Given instruction: Render everything from the start of the listing down to and including the line containing "footnote-separator [131,901,324,902]" as a JSON list of strings, with one string per line and blank lines omitted.

Task data:
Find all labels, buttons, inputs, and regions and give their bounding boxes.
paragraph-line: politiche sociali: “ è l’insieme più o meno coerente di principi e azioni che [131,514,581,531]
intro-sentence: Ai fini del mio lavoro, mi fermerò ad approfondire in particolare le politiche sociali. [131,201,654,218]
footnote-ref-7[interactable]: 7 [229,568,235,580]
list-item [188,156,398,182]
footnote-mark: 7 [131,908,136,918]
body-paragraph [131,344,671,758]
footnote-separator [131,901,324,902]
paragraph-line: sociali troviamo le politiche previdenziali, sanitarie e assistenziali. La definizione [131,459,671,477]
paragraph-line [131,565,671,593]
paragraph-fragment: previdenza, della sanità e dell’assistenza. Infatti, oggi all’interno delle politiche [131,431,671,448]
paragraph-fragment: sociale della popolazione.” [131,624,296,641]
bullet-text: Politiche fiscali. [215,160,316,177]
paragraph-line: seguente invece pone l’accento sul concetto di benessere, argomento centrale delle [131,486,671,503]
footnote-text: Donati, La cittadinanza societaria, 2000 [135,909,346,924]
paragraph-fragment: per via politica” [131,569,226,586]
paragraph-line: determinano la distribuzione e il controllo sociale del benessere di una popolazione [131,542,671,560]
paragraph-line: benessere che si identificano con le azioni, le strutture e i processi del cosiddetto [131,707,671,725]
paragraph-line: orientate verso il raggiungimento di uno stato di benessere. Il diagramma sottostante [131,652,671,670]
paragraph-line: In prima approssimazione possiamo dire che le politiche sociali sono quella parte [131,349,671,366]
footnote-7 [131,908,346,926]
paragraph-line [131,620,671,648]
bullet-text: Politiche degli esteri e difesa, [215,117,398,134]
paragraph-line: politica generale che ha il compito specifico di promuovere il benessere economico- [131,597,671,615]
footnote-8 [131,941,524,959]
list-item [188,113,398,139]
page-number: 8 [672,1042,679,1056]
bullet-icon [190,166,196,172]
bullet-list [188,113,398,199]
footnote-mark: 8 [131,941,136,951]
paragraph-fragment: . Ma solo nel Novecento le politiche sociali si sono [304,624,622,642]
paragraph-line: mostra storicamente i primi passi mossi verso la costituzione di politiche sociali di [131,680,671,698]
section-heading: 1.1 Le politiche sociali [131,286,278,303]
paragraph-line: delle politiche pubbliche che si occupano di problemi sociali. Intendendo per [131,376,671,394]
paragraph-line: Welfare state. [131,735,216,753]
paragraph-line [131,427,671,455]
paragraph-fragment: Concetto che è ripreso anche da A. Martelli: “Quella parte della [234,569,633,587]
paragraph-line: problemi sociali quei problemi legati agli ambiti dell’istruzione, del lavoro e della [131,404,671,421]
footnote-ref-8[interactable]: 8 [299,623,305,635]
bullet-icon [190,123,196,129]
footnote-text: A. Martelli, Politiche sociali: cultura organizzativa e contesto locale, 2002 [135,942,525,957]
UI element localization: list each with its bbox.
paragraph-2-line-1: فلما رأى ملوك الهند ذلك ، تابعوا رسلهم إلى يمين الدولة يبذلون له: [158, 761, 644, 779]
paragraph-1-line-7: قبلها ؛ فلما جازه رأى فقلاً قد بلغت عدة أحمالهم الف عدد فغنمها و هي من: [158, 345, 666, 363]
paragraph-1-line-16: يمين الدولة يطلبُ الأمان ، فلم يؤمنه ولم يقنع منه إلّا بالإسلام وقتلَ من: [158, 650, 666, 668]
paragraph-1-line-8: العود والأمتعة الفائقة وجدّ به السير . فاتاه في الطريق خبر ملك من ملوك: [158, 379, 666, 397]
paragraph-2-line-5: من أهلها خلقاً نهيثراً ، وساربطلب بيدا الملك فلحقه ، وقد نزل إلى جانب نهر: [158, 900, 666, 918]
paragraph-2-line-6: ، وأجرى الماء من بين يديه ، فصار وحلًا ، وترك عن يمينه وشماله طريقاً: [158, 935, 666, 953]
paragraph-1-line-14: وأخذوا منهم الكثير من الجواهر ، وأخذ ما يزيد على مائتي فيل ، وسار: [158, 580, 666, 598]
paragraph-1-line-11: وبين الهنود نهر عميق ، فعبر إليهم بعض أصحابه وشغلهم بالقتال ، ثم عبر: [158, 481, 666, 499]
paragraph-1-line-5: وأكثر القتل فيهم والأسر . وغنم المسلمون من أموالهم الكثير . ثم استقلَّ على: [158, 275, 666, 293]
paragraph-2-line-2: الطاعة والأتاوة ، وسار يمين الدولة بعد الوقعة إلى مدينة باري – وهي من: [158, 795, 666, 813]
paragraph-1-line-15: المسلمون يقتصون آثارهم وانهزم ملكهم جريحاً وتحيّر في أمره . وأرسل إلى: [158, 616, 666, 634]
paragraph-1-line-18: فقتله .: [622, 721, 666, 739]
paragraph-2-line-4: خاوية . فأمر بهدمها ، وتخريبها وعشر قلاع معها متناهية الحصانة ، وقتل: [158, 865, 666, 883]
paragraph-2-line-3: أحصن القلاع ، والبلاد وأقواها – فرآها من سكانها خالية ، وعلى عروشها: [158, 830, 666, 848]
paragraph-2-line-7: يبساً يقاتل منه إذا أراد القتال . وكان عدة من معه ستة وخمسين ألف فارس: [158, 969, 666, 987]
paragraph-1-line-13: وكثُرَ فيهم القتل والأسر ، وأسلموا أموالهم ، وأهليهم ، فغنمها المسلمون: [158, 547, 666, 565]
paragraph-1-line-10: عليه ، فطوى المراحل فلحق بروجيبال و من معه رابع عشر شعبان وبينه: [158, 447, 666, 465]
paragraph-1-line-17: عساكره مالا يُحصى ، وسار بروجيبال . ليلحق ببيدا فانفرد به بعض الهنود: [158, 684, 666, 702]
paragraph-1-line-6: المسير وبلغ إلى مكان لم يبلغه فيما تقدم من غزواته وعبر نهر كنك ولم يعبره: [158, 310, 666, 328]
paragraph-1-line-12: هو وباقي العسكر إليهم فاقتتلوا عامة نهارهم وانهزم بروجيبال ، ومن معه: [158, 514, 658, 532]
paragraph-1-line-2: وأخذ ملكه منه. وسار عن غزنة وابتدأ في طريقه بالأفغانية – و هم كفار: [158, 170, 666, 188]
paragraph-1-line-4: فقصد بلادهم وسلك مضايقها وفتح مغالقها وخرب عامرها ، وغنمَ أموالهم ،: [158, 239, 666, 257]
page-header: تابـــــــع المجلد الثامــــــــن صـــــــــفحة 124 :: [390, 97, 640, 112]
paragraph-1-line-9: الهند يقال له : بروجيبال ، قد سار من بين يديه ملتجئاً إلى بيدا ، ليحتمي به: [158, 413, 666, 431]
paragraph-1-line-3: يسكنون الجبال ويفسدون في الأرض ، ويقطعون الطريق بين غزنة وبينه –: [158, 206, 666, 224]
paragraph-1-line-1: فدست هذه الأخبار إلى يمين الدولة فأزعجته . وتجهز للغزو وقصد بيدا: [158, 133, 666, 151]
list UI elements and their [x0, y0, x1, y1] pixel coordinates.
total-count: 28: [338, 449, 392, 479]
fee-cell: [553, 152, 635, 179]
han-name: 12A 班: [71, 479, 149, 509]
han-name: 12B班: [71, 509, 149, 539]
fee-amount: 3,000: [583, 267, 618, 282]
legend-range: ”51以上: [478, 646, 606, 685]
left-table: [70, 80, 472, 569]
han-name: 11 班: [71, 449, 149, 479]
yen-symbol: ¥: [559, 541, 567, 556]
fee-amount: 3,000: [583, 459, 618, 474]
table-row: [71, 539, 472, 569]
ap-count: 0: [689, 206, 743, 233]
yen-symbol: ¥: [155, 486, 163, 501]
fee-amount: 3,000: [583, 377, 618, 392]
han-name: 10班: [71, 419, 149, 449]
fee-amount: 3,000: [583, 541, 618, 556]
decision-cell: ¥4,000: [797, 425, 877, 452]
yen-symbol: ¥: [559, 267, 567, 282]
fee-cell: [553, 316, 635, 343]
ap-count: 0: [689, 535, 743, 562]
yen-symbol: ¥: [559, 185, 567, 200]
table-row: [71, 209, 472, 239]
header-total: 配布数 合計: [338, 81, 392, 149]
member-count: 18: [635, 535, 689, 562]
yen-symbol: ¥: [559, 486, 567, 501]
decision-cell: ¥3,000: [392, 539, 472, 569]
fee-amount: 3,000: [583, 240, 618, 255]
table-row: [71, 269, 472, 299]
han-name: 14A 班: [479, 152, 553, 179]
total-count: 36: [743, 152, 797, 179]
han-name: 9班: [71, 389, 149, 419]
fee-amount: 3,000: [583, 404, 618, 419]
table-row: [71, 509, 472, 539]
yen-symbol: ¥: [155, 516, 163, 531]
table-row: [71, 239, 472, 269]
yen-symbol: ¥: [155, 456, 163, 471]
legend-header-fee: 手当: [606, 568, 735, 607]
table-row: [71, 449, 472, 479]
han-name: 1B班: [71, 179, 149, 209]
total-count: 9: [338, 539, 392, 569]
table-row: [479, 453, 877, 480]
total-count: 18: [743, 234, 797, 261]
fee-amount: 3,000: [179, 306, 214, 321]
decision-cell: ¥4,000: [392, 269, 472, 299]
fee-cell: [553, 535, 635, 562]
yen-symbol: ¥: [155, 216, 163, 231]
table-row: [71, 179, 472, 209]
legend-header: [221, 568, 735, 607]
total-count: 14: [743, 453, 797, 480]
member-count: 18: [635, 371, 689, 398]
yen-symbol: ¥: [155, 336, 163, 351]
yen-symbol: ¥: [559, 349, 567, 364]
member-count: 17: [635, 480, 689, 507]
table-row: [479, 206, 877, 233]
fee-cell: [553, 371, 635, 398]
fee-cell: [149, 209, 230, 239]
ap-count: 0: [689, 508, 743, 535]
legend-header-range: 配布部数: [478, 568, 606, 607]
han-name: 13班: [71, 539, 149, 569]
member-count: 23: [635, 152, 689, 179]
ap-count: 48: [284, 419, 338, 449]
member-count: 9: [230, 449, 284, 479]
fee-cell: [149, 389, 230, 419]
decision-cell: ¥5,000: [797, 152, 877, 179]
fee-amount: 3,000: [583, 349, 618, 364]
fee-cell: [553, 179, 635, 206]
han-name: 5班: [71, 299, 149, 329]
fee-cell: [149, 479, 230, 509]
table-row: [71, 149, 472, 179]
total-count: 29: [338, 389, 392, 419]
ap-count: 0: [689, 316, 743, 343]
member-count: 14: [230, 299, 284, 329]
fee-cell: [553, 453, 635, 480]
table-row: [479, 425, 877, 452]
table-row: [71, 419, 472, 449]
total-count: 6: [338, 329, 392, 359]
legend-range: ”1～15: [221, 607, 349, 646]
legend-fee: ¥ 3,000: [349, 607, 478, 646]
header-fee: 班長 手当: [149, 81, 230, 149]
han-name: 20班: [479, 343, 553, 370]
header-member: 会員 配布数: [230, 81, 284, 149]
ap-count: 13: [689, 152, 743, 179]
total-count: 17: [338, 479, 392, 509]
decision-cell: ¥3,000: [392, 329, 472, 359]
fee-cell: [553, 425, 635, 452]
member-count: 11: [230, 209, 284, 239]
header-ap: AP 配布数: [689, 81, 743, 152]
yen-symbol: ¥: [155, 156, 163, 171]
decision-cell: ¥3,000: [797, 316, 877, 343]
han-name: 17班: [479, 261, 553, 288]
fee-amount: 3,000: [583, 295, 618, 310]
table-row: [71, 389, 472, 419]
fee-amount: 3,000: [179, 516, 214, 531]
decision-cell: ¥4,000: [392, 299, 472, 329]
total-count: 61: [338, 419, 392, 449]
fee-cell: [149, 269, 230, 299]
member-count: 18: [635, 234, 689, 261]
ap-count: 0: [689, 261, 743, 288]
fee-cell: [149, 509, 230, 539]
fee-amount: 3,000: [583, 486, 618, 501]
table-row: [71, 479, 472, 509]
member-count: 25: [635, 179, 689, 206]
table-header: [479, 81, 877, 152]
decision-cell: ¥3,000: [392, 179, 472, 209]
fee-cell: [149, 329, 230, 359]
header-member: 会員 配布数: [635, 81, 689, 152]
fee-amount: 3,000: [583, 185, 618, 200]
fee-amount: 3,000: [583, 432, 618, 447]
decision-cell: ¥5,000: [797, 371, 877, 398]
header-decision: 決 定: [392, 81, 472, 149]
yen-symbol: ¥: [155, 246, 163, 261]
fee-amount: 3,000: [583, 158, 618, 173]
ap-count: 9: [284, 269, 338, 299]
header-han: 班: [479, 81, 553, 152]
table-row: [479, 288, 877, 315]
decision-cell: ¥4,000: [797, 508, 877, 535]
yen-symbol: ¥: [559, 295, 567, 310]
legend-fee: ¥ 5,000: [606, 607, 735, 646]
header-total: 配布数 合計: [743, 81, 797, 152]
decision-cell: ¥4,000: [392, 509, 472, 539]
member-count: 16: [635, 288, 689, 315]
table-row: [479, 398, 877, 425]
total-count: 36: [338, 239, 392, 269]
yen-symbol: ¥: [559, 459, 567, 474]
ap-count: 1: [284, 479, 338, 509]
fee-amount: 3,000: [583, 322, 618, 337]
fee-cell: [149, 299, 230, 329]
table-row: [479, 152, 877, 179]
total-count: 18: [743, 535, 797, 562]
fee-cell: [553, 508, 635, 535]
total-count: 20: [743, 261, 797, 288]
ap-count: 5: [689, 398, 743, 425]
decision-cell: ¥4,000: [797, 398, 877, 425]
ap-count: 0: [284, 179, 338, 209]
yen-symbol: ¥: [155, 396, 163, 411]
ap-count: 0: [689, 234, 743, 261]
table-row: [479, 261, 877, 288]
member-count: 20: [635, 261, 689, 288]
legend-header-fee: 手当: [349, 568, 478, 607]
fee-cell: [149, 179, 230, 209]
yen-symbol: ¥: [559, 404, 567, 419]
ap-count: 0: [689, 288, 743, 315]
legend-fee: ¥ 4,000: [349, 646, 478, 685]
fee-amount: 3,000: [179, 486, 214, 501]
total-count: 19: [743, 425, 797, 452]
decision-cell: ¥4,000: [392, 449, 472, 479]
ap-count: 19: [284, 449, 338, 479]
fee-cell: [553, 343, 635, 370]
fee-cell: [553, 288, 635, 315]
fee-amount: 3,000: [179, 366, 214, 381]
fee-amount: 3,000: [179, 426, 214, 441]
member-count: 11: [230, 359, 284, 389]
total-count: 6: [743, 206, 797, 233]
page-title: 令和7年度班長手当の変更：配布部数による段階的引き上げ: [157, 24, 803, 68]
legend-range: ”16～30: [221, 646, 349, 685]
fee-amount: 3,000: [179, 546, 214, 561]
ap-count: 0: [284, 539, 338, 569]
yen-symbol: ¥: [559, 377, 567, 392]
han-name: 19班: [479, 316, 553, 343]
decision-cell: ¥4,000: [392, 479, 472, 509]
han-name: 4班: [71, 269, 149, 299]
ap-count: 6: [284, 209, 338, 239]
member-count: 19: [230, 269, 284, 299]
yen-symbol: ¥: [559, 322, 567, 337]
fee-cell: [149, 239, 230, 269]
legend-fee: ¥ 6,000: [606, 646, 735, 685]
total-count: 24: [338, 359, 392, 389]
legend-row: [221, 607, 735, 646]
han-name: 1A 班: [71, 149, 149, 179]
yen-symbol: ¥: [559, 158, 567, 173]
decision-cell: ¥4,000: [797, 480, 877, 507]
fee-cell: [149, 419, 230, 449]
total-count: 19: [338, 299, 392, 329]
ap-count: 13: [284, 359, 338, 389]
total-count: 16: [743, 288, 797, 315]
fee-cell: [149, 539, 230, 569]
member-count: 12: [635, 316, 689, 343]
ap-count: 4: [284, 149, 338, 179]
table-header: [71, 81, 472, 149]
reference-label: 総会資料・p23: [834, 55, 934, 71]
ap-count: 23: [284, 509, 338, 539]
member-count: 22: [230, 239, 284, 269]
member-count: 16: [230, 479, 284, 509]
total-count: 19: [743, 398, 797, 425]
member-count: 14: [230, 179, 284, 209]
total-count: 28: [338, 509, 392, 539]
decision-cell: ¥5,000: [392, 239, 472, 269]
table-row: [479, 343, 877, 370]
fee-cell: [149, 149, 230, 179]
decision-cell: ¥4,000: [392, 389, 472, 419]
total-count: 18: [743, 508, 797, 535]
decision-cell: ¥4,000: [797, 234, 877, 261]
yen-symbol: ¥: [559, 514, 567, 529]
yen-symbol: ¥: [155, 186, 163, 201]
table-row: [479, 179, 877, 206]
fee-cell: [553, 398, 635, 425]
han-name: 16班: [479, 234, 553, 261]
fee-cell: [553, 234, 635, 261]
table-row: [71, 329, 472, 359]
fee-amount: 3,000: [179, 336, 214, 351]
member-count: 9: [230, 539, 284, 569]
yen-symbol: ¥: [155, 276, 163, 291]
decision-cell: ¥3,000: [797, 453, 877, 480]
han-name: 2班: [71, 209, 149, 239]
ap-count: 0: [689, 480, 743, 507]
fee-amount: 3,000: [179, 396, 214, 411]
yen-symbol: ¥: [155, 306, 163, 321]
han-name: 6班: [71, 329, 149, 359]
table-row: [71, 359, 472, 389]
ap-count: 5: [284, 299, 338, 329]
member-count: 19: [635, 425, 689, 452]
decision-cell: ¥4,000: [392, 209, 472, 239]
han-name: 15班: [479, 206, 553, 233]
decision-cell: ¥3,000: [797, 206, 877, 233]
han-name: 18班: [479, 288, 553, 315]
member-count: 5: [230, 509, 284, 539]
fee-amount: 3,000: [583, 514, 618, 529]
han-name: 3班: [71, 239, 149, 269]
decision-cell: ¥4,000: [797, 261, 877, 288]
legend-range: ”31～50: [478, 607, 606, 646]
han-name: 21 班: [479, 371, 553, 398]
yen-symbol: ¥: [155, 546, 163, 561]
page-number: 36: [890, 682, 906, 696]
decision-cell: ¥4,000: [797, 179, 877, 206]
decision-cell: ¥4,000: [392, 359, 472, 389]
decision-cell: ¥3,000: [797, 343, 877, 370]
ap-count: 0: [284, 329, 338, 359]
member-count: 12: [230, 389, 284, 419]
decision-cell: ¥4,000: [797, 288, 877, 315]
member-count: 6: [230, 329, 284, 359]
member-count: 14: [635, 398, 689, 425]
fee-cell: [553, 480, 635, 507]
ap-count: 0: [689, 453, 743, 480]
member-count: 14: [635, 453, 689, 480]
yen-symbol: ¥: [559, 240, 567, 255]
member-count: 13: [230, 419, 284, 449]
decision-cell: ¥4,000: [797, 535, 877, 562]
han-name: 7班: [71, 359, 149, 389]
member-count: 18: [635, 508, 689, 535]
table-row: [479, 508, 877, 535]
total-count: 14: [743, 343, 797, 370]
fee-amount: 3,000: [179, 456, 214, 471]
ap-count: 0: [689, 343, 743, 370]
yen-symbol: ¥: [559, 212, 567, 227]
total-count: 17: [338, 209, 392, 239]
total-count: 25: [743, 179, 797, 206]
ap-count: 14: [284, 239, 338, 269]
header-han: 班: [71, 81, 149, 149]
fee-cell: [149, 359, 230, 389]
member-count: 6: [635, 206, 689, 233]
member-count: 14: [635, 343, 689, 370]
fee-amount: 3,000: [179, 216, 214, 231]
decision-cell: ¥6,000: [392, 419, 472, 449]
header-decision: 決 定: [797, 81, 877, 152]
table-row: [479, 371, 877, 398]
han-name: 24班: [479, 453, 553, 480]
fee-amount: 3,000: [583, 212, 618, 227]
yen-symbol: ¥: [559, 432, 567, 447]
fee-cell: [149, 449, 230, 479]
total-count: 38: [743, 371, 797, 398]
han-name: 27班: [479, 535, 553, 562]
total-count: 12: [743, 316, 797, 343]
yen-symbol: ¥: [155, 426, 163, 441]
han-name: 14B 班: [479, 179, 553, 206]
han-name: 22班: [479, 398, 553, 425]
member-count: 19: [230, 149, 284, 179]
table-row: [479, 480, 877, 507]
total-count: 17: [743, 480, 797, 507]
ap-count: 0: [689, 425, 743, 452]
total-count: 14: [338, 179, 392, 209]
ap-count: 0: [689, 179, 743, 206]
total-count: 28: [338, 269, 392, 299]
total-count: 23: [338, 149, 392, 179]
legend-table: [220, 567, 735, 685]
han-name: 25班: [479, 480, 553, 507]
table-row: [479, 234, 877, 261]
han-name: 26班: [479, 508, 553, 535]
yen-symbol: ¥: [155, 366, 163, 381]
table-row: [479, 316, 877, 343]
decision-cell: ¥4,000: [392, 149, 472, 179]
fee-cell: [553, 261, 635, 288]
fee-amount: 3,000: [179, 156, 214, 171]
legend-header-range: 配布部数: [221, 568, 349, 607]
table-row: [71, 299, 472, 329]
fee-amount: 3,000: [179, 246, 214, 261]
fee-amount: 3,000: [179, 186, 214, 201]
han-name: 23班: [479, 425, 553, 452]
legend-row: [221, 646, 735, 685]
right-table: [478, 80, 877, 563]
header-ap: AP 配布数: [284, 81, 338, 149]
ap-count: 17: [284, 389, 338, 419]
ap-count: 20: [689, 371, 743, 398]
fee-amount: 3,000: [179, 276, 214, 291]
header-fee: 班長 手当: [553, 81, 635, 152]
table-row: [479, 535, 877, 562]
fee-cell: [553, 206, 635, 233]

In response:
[
  "Find all labels, buttons, inputs, and regions and give their bounding boxes.",
  "paragraph-line: politiche sociali: “ è l’insieme più o meno coerente di principi e azioni che [131,514,581,531]",
  "intro-sentence: Ai fini del mio lavoro, mi fermerò ad approfondire in particolare le politiche sociali. [131,201,654,218]",
  "footnote-ref-7[interactable]: 7 [229,568,235,580]",
  "list-item [188,156,398,182]",
  "footnote-mark: 7 [131,908,136,918]",
  "body-paragraph [131,344,671,758]",
  "footnote-separator [131,901,324,902]"
]